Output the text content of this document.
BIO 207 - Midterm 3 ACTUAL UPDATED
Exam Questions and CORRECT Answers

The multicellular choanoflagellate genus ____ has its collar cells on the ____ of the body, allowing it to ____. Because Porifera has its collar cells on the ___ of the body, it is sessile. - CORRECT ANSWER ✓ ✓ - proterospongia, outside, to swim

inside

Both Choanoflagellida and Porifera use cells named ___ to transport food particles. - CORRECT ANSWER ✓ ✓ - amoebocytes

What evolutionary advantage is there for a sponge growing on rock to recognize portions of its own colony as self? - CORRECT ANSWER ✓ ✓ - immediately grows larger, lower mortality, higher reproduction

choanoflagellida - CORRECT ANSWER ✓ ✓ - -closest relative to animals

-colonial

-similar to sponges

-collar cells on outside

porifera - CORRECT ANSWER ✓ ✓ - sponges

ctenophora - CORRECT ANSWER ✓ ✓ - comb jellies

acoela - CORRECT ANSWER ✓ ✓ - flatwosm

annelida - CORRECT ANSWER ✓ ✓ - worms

++++

_Aim of the task_
The answer should be the full set of records, reproduced exactly.

_Problem solution_
Output the text content of this document.
BIO 207 - Midterm 3 ACTUAL UPDATED
Exam Questions and CORRECT Answers

The multicellular choanoflagellate genus ____ has its collar cells on the ____ of the body, allowing it to ____. Because Porifera has its collar cells on the ___ of the body, it is sessile. - CORRECT ANSWER ✓ ✓ - proterospongia, outside, to swim

inside

Both Choanoflagellida and Porifera use cells named ___ to transport food particles. - CORRECT ANSWER ✓ ✓ - amoebocytes

What evolutionary advantage is there for a sponge growing on rock to recognize portions of its own colony as self? - CORRECT ANSWER ✓ ✓ - immediately grows larger, lower mortality, higher reproduction

choanoflagellida - CORRECT ANSWER ✓ ✓ - -closest relative to animals

-colonial

-similar to sponges

-collar cells on outside

porifera - CORRECT ANSWER ✓ ✓ - sponges

ctenophora - CORRECT ANSWER ✓ ✓ - comb jellies

acoela - CORRECT ANSWER ✓ ✓ - flatwosm

annelida - CORRECT ANSWER ✓ ✓ - worms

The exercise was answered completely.